### SOURCE
--
This paper studies continuous symmetry in model-based planning by showing that such MDPs have linear approximations that satisfy steerable kernel constraints. The proposed algorithm follows an MPC style algorithm and is evaluated on a few tasks with continuous symmetries.

优点

  1. The paper is well-motivated and well-written.
  2. The proposed methodology is accompanied with theoretical analysis for giving insight into the use of symmetry in model-based planning.

缺点

1. Experimental setup and the baselines

  • The choice of the baselines is very limited. The proposed algorithm is only compared against a non-equivariant TD-MPC. I would consider the other baselines as ablation studies of the proposed algorithm with different subgroups (D8D_8, D4D_4, C8C_8). To better evaluate the performance of the algorithm, I suggest the authors use at least one other baseline from the literature on symmetry in continuous control RL, such as [1], and at least another baseline from model-based RL, such as Dreamer [2].

  • The proposed algorithm is evaluated on only four environments, two of which (2D point mass and 3D point mass) are toy problems. In fact, the 2D point mass is mainly used for debugging purposes and is rarely reported in a scientific paper due to its simplicity. I suggest the authors incorporate more experiments either from the robotics literature or works on continuous symmetry in RL, such as [3].

  • Finally, I strongly encourage the authors to look into [9, 10] and follow their guidelines for reporting statistically significant results in RL.

2. Overclaims and missing related work

  • The authors have overlooked some essential papers, and I have identified some of their stated contributions as overstated. On page 2 (first paragraph), they state that their approach expands on earlier research on planning on 2D grids, yet [4] has already examined the equivariant Muzero which integrates symmetries in a complex model-based planning algorithm. Furthermore, they assert that they are extending equivariant model-free RL to continuous states and actions, while [1] has already accomplished this in a broader context, not solely restricted to Euclidean symmetry. Some examples of other missing references are [5, 6].

3. Incremental contributions

  • The definition of Geometric MDP appears to be a rebranding of MDP homomorphisms [7], which was also extended to continuous states and actions [1]. It is not clear why the authors have chosen to rename a well-studied concept in the literature by adding some restrictions on the group symmetry. This can be very misleading to an inexperienced reader.

  • Additionally, the contributions of this paper appear to be incremental with respect to the prior work of [7] which explored the use of symmetry in model-based planning.

4. Discrepancy between theory and experiments

  • One of the key contributions of the paper, as claimed by the authors, is the study of continuous group symmetries in RL. Unfortunately, in their practical algorithm they are using discretized subgroups (page 8). This raises doubts regarding the soundness of the paper and the connection between theoretical analysis and the experimental results.
--
### DATA SUPPLIED

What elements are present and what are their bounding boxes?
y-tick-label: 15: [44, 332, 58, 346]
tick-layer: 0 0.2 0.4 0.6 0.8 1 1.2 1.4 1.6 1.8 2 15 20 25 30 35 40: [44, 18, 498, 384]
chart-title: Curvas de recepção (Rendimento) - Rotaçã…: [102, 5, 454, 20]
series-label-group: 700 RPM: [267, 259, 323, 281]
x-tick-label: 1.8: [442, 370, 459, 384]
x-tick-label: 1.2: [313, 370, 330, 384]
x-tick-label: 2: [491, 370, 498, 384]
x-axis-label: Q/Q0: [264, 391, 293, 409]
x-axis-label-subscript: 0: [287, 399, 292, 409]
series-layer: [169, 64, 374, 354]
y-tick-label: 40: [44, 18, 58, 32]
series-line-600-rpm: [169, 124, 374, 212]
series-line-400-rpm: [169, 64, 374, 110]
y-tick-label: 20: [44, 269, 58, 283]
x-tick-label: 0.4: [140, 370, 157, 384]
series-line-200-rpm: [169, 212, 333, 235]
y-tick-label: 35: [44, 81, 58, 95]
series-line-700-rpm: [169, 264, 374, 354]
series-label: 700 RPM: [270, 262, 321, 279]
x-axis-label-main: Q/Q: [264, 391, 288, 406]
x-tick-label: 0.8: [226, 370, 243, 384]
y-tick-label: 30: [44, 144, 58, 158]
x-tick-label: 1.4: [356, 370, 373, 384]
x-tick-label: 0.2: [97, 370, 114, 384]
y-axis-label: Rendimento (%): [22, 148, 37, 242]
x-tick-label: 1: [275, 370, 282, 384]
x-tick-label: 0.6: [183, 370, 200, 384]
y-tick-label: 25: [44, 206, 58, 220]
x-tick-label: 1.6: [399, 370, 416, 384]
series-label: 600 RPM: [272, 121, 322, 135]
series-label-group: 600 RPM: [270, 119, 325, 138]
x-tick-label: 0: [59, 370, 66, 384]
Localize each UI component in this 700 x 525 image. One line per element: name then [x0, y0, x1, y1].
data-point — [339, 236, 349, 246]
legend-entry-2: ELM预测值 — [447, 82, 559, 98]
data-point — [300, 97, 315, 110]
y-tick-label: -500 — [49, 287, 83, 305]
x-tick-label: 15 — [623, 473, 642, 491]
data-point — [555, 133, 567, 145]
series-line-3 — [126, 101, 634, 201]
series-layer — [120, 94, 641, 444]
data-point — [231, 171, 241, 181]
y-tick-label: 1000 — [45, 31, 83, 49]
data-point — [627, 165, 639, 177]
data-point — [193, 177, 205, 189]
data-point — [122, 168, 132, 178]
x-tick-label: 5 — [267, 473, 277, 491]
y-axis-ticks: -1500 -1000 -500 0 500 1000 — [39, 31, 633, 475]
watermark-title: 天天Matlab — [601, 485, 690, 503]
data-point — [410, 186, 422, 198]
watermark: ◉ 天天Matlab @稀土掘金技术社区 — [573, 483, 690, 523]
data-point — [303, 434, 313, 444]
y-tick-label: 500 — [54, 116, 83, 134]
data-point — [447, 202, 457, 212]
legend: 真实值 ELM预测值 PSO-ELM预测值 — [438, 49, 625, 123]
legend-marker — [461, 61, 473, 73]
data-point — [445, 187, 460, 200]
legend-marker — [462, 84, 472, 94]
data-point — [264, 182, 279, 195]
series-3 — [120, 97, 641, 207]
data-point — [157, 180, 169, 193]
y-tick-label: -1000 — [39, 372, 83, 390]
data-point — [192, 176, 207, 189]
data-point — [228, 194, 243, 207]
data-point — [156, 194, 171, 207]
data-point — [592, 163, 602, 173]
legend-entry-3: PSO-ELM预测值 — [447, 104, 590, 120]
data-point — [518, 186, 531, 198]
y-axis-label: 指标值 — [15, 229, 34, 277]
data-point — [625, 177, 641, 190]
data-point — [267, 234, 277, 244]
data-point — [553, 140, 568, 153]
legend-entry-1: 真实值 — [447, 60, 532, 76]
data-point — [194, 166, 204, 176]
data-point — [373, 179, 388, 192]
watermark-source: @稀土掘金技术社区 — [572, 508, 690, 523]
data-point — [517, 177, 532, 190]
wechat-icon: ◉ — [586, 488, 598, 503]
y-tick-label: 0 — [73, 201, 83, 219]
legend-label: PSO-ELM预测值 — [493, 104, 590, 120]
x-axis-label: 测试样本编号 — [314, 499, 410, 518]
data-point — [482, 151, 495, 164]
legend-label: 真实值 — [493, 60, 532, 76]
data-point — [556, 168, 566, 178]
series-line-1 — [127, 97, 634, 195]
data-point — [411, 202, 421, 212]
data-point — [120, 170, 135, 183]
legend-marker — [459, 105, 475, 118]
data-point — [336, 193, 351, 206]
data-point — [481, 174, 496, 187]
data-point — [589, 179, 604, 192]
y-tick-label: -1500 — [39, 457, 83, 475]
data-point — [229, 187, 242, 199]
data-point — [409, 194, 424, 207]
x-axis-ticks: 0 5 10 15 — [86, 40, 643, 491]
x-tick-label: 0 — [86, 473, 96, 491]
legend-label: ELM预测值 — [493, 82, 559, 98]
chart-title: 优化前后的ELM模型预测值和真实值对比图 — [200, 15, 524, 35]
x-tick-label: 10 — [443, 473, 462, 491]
--
### LIST OF TASKS
a. Decide whether each statement agrees with the review. Answer yes or no for each, and quote the words of the review that settle it.
(i) The proposed algorithm is compared against only a non-equivariant TD-MPC.
(ii) The proposed algorithm is evaluated on six environments.
(iii) The practical algorithm works directly with continuous groups rather than discretized subgroups.
b. Reproduce the passage of the review that starts at "2. Overclaims and" and ends at "are [5, 6].".

### OUTPUTS BY TASK
a.
(i) Yes: "The proposed algorithm is only compared against a non-equivariant TD-MPC."
(ii) No: "The proposed algorithm is evaluated on only four environments"
(iii) No: "in their practical algorithm they are using discretized subgroups (page 8)"

b.
2. Overclaims and missing related work

  • The authors have overlooked some essential papers, and I have identified some of their stated contributions as overstated. On page 2 (first paragraph), they state that their approach expands on earlier research on planning on 2D grids, yet [4] has already examined the equivariant Muzero which integrates symmetries in a complex model-based planning algorithm. Furthermore, they assert that they are extending equivariant model-free RL to continuous states and actions, while [1] has already accomplished this in a broader context, not solely restricted to Euclidean symmetry. Some examples of other missing references are [5, 6].